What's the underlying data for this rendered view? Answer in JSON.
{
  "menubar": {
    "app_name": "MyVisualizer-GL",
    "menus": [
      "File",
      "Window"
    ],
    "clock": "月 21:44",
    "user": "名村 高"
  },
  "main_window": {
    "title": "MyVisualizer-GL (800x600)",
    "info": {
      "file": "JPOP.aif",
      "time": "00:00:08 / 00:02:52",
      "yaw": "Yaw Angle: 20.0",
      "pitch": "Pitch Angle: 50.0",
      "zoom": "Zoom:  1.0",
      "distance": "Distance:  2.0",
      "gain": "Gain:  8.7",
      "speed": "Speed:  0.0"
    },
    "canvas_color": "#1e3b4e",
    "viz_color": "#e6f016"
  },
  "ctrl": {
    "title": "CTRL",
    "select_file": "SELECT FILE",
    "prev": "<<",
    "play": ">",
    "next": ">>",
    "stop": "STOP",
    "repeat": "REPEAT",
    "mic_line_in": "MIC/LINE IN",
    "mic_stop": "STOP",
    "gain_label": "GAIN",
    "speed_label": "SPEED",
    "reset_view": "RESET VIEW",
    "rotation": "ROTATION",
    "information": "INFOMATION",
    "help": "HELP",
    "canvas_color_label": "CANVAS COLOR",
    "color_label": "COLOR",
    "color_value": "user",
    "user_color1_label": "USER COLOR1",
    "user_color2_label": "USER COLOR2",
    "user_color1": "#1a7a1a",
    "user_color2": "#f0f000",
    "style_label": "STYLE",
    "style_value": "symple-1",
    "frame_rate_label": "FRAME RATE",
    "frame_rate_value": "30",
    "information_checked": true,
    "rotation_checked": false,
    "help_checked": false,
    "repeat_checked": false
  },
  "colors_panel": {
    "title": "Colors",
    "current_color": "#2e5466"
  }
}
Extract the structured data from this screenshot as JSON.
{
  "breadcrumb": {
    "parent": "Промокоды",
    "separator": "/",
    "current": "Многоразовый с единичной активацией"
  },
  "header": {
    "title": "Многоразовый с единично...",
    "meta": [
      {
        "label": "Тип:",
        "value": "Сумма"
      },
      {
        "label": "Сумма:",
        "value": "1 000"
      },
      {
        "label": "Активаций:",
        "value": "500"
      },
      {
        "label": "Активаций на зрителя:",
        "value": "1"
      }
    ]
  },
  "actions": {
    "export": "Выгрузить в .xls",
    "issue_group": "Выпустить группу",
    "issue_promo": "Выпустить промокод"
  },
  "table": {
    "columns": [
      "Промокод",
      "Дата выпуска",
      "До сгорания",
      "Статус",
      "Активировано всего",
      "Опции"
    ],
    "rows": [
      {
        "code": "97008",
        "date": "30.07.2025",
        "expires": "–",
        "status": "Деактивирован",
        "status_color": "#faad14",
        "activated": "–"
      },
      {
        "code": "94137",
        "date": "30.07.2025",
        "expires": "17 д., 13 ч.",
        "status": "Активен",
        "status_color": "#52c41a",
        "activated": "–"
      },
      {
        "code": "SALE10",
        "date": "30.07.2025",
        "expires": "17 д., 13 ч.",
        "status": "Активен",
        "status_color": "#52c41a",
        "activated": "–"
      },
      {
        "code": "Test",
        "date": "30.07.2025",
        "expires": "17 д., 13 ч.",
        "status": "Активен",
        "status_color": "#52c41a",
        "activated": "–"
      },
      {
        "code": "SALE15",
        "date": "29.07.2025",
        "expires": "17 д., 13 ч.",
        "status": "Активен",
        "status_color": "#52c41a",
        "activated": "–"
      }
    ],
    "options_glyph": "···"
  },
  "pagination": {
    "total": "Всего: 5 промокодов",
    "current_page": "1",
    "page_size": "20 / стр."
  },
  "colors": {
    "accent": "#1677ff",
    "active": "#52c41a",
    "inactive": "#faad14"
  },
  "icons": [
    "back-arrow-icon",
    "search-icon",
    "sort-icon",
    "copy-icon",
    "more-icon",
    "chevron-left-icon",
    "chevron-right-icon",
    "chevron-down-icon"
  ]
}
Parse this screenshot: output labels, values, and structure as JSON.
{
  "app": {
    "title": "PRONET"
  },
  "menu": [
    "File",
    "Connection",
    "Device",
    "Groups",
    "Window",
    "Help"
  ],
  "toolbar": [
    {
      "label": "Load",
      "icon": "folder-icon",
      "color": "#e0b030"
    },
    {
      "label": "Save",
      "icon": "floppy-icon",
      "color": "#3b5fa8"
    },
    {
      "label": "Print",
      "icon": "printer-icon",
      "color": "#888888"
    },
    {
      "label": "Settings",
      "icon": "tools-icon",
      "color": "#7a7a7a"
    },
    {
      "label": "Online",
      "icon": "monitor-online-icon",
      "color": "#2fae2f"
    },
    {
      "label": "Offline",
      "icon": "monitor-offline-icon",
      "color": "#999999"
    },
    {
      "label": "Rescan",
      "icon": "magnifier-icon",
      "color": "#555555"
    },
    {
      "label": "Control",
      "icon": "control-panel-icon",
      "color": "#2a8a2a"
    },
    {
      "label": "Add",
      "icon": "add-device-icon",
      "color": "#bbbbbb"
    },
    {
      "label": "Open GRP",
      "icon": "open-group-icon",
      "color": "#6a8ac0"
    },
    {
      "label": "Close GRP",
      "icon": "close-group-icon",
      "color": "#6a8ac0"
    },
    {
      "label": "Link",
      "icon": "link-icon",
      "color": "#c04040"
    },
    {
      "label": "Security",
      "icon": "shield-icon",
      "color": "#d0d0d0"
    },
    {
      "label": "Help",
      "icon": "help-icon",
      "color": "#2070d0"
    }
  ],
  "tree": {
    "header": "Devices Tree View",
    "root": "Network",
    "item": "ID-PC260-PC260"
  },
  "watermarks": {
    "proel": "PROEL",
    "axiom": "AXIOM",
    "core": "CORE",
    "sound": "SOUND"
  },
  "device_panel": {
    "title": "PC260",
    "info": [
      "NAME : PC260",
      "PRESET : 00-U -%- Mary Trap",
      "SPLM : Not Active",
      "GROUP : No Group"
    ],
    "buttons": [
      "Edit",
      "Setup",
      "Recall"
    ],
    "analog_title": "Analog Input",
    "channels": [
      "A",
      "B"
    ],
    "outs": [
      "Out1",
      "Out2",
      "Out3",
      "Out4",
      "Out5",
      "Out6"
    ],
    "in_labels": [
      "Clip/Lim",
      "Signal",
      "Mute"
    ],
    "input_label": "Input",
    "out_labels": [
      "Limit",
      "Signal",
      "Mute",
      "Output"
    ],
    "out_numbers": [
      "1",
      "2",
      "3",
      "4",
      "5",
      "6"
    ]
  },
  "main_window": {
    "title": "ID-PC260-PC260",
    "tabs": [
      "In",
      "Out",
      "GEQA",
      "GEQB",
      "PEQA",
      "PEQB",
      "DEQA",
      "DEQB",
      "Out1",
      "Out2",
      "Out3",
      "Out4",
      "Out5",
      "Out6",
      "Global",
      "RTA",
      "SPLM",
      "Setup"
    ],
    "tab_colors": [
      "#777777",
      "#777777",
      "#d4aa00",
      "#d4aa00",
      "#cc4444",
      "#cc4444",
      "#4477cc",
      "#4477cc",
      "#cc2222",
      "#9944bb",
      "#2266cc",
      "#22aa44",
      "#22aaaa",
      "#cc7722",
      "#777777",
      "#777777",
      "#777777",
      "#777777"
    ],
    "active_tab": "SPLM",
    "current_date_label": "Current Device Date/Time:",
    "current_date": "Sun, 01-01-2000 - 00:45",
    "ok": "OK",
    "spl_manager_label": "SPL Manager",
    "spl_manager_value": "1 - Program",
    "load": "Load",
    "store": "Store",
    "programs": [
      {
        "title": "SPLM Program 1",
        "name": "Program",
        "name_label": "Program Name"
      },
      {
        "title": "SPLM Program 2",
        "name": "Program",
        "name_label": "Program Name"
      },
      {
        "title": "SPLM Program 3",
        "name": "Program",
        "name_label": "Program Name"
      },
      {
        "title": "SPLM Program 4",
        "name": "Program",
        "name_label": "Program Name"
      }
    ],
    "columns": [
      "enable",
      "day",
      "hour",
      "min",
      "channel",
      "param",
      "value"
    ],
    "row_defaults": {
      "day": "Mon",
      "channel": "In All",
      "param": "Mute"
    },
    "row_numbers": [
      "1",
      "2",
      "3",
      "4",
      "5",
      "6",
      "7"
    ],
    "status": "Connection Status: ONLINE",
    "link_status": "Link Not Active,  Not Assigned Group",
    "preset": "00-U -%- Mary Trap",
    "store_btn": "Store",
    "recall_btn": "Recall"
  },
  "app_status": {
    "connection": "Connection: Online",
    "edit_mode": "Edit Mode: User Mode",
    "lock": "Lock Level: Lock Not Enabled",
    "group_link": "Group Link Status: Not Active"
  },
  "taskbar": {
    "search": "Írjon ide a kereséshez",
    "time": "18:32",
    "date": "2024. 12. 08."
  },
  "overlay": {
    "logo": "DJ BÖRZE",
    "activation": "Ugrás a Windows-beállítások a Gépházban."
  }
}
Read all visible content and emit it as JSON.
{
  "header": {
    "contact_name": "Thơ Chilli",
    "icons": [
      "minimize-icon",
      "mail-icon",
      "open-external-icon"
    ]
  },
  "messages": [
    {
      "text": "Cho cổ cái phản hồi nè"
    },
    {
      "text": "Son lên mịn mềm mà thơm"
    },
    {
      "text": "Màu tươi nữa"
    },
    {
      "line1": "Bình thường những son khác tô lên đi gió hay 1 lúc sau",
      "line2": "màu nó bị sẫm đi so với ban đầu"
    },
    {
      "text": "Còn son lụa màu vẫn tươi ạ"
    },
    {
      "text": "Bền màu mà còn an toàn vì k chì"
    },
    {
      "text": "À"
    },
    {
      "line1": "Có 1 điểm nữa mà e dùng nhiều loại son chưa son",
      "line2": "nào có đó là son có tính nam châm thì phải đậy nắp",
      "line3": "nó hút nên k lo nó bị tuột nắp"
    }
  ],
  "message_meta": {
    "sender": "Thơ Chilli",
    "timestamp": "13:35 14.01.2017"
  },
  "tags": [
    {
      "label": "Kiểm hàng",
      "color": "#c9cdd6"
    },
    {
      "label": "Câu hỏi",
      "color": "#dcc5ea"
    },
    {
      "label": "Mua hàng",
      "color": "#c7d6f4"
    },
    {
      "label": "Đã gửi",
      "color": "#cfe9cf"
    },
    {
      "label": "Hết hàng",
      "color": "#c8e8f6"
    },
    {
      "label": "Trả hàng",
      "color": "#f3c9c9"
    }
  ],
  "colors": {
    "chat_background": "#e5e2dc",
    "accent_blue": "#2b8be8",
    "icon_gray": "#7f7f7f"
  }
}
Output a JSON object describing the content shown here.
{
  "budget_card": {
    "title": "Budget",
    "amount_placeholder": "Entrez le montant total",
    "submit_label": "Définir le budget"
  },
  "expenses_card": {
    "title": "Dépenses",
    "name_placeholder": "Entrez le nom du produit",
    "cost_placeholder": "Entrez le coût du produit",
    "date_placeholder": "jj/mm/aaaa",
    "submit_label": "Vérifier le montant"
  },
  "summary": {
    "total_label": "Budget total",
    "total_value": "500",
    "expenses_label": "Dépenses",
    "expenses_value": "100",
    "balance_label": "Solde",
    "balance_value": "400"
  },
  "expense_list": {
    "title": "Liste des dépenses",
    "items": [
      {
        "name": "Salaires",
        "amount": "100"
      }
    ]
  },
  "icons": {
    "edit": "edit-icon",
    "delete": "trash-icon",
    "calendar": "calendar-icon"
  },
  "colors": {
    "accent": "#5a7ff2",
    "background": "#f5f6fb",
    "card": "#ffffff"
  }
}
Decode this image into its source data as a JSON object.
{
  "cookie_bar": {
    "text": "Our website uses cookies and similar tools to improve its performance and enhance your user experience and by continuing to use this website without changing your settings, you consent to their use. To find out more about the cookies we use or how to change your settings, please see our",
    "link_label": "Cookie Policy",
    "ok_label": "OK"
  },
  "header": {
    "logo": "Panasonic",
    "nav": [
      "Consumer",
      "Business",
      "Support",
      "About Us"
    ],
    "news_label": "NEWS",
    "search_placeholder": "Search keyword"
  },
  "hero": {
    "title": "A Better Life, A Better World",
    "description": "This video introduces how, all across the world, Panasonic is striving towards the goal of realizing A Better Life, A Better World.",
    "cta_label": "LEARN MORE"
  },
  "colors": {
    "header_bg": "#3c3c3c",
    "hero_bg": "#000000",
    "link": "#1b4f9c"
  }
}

• • •

Print exactly the lines from the one with "Decode this image" through the end of the data, inclusive.

WRITTEN SOLUTION:
Decode this image into its source data as a JSON object.
{
  "cookie_bar": {
    "text": "Our website uses cookies and similar tools to improve its performance and enhance your user experience and by continuing to use this website without changing your settings, you consent to their use. To find out more about the cookies we use or how to change your settings, please see our",
    "link_label": "Cookie Policy",
    "ok_label": "OK"
  },
  "header": {
    "logo": "Panasonic",
    "nav": [
      "Consumer",
      "Business",
      "Support",
      "About Us"
    ],
    "news_label": "NEWS",
    "search_placeholder": "Search keyword"
  },
  "hero": {
    "title": "A Better Life, A Better World",
    "description": "This video introduces how, all across the world, Panasonic is striving towards the goal of realizing A Better Life, A Better World.",
    "cta_label": "LEARN MORE"
  },
  "colors": {
    "header_bg": "#3c3c3c",
    "hero_bg": "#000000",
    "link": "#1b4f9c"
  }
}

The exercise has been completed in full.